**Work to complete**
Write every line out verbatim and omit the pictures.

**Material**
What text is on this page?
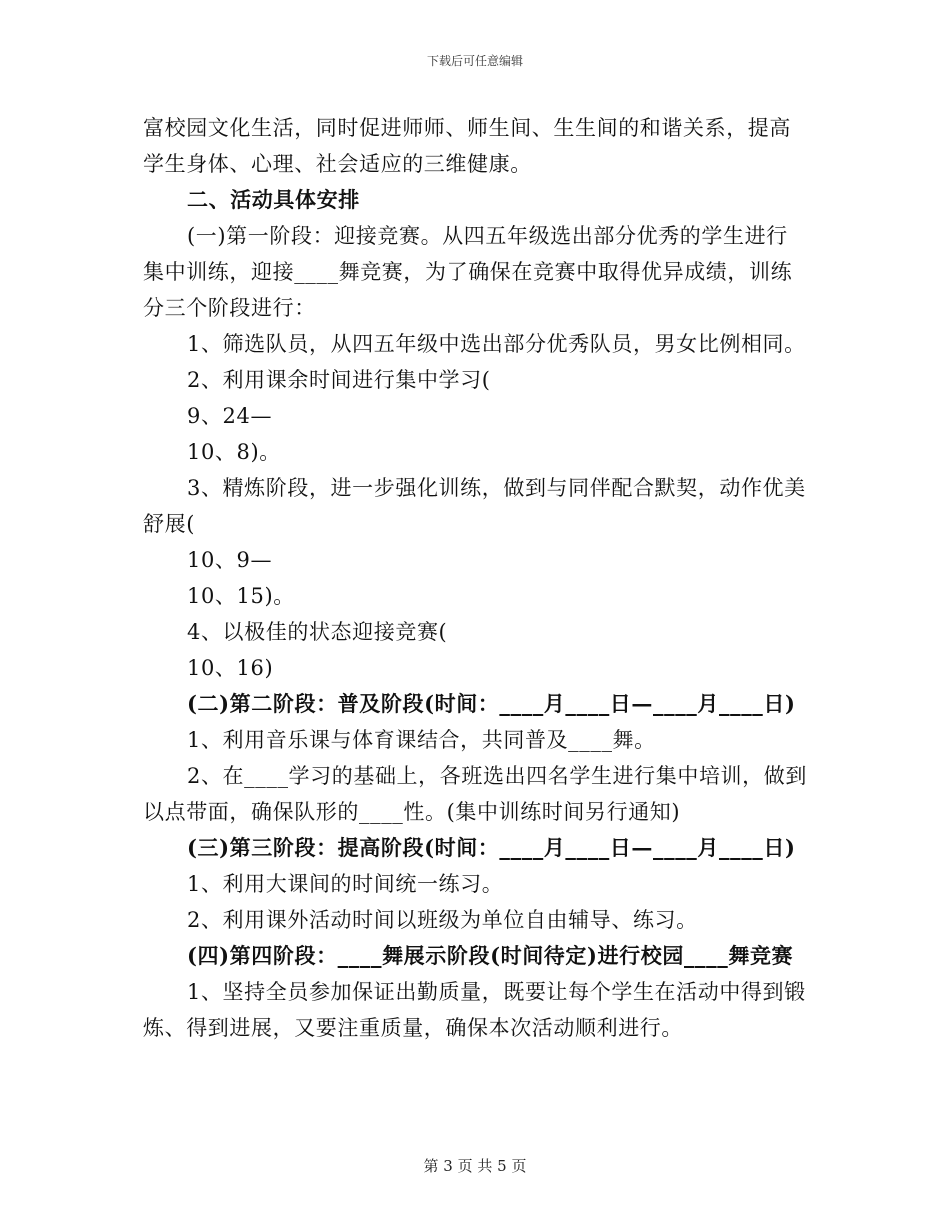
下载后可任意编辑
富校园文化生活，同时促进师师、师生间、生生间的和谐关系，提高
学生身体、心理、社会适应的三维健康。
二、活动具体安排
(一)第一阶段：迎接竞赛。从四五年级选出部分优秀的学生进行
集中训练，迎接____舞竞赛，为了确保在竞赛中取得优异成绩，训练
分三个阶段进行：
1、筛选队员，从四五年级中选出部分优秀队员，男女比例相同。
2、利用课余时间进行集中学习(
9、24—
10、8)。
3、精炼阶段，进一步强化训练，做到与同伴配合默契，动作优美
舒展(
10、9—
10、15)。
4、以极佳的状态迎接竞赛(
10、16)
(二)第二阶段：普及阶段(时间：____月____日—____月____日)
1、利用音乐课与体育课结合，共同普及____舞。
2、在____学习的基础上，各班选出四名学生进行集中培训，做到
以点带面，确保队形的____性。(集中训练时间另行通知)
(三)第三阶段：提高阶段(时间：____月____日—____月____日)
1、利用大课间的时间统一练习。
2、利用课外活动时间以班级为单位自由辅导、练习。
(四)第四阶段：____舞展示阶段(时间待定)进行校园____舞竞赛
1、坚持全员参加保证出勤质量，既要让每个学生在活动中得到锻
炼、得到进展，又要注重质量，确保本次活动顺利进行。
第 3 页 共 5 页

**Answer to this problem**
What text is on this page?
下载后可任意编辑
富校园文化生活，同时促进师师、师生间、生生间的和谐关系，提高
学生身体、心理、社会适应的三维健康。
二、活动具体安排
(一)第一阶段：迎接竞赛。从四五年级选出部分优秀的学生进行
集中训练，迎接____舞竞赛，为了确保在竞赛中取得优异成绩，训练
分三个阶段进行：
1、筛选队员，从四五年级中选出部分优秀队员，男女比例相同。
2、利用课余时间进行集中学习(
9、24—
10、8)。
3、精炼阶段，进一步强化训练，做到与同伴配合默契，动作优美
舒展(
10、9—
10、15)。
4、以极佳的状态迎接竞赛(
10、16)
(二)第二阶段：普及阶段(时间：____月____日—____月____日)
1、利用音乐课与体育课结合，共同普及____舞。
2、在____学习的基础上，各班选出四名学生进行集中培训，做到
以点带面，确保队形的____性。(集中训练时间另行通知)
(三)第三阶段：提高阶段(时间：____月____日—____月____日)
1、利用大课间的时间统一练习。
2、利用课外活动时间以班级为单位自由辅导、练习。
(四)第四阶段：____舞展示阶段(时间待定)进行校园____舞竞赛
1、坚持全员参加保证出勤质量，既要让每个学生在活动中得到锻
炼、得到进展，又要注重质量，确保本次活动顺利进行。
第 3 页 共 5 页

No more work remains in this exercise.